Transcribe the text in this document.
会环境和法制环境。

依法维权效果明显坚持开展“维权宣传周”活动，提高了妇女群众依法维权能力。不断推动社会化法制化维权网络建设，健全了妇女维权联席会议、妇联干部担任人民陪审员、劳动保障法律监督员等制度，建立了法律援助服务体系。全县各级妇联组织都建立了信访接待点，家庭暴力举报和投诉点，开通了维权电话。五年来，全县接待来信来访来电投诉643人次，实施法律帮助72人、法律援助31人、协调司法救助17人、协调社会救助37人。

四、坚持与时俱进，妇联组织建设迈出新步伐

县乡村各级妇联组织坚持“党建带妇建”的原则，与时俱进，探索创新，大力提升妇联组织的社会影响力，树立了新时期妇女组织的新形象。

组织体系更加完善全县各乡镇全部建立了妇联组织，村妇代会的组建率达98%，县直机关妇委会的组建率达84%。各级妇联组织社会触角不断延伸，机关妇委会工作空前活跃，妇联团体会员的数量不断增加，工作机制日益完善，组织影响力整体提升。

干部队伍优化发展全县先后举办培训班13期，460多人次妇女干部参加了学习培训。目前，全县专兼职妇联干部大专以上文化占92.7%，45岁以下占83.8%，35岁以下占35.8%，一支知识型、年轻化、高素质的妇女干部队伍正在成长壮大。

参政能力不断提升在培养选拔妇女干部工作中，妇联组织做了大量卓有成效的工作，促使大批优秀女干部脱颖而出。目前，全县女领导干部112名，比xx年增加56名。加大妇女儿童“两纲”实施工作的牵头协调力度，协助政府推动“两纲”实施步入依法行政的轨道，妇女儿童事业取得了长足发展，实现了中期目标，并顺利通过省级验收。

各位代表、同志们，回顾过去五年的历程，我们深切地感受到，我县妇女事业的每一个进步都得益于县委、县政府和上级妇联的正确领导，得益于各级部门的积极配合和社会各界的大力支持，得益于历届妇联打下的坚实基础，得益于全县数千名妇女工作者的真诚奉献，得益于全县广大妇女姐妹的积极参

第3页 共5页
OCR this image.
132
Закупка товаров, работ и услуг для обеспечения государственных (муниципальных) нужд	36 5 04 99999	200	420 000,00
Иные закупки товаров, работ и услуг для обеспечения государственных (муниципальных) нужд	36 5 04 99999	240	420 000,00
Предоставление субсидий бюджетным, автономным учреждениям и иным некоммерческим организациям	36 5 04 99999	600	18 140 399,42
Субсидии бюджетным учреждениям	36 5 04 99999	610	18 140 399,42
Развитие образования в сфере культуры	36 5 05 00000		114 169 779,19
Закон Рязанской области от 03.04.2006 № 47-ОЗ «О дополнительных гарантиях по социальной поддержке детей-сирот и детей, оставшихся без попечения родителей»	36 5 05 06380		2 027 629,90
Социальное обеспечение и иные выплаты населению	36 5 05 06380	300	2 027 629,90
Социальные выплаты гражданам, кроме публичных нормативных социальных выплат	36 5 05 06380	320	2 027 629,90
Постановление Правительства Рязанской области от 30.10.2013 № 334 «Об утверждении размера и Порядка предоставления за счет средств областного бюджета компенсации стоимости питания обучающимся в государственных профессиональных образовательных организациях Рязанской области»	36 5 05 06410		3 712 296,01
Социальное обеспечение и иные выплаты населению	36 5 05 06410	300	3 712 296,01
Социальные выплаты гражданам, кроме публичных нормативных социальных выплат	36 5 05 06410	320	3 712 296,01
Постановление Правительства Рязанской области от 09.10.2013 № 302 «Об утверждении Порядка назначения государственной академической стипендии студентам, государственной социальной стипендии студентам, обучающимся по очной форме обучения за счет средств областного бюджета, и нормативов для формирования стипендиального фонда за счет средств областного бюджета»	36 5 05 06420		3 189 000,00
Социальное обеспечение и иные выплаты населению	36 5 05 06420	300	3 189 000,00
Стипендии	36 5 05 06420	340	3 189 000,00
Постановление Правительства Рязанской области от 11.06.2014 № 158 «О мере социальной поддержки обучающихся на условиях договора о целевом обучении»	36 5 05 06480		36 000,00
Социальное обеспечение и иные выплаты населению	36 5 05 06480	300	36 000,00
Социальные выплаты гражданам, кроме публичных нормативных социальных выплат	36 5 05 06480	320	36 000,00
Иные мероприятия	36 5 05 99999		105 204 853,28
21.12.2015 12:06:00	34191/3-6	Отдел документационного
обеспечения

=-=-=

## What you need to do
Your task is to give the records above again, exactly.

## Correct answer
Transcribe the text in this document.
会环境和法制环境。

依法维权效果明显坚持开展“维权宣传周”活动，提高了妇女群众依法维权能力。不断推动社会化法制化维权网络建设，健全了妇女维权联席会议、妇联干部担任人民陪审员、劳动保障法律监督员等制度，建立了法律援助服务体系。全县各级妇联组织都建立了信访接待点，家庭暴力举报和投诉点，开通了维权电话。五年来，全县接待来信来访来电投诉643人次，实施法律帮助72人、法律援助31人、协调司法救助17人、协调社会救助37人。

四、坚持与时俱进，妇联组织建设迈出新步伐

县乡村各级妇联组织坚持“党建带妇建”的原则，与时俱进，探索创新，大力提升妇联组织的社会影响力，树立了新时期妇女组织的新形象。

组织体系更加完善全县各乡镇全部建立了妇联组织，村妇代会的组建率达98%，县直机关妇委会的组建率达84%。各级妇联组织社会触角不断延伸，机关妇委会工作空前活跃，妇联团体会员的数量不断增加，工作机制日益完善，组织影响力整体提升。

干部队伍优化发展全县先后举办培训班13期，460多人次妇女干部参加了学习培训。目前，全县专兼职妇联干部大专以上文化占92.7%，45岁以下占83.8%，35岁以下占35.8%，一支知识型、年轻化、高素质的妇女干部队伍正在成长壮大。

参政能力不断提升在培养选拔妇女干部工作中，妇联组织做了大量卓有成效的工作，促使大批优秀女干部脱颖而出。目前，全县女领导干部112名，比xx年增加56名。加大妇女儿童“两纲”实施工作的牵头协调力度，协助政府推动“两纲”实施步入依法行政的轨道，妇女儿童事业取得了长足发展，实现了中期目标，并顺利通过省级验收。

各位代表、同志们，回顾过去五年的历程，我们深切地感受到，我县妇女事业的每一个进步都得益于县委、县政府和上级妇联的正确领导，得益于各级部门的积极配合和社会各界的大力支持，得益于历届妇联打下的坚实基础，得益于全县数千名妇女工作者的真诚奉献，得益于全县广大妇女姐妹的积极参

第3页 共5页
OCR this image.
132
Закупка товаров, работ и услуг для обеспечения государственных (муниципальных) нужд	36 5 04 99999	200	420 000,00
Иные закупки товаров, работ и услуг для обеспечения государственных (муниципальных) нужд	36 5 04 99999	240	420 000,00
Предоставление субсидий бюджетным, автономным учреждениям и иным некоммерческим организациям	36 5 04 99999	600	18 140 399,42
Субсидии бюджетным учреждениям	36 5 04 99999	610	18 140 399,42
Развитие образования в сфере культуры	36 5 05 00000		114 169 779,19
Закон Рязанской области от 03.04.2006 № 47-ОЗ «О дополнительных гарантиях по социальной поддержке детей-сирот и детей, оставшихся без попечения родителей»	36 5 05 06380		2 027 629,90
Социальное обеспечение и иные выплаты населению	36 5 05 06380	300	2 027 629,90
Социальные выплаты гражданам, кроме публичных нормативных социальных выплат	36 5 05 06380	320	2 027 629,90
Постановление Правительства Рязанской области от 30.10.2013 № 334 «Об утверждении размера и Порядка предоставления за счет средств областного бюджета компенсации стоимости питания обучающимся в государственных профессиональных образовательных организациях Рязанской области»	36 5 05 06410		3 712 296,01
Социальное обеспечение и иные выплаты населению	36 5 05 06410	300	3 712 296,01
Социальные выплаты гражданам, кроме публичных нормативных социальных выплат	36 5 05 06410	320	3 712 296,01
Постановление Правительства Рязанской области от 09.10.2013 № 302 «Об утверждении Порядка назначения государственной академической стипендии студентам, государственной социальной стипендии студентам, обучающимся по очной форме обучения за счет средств областного бюджета, и нормативов для формирования стипендиального фонда за счет средств областного бюджета»	36 5 05 06420		3 189 000,00
Социальное обеспечение и иные выплаты населению	36 5 05 06420	300	3 189 000,00
Стипендии	36 5 05 06420	340	3 189 000,00
Постановление Правительства Рязанской области от 11.06.2014 № 158 «О мере социальной поддержки обучающихся на условиях договора о целевом обучении»	36 5 05 06480		36 000,00
Социальное обеспечение и иные выплаты населению	36 5 05 06480	300	36 000,00
Социальные выплаты гражданам, кроме публичных нормативных социальных выплат	36 5 05 06480	320	36 000,00
Иные мероприятия	36 5 05 99999		105 204 853,28
21.12.2015 12:06:00	34191/3-6	Отдел документационного
обеспечения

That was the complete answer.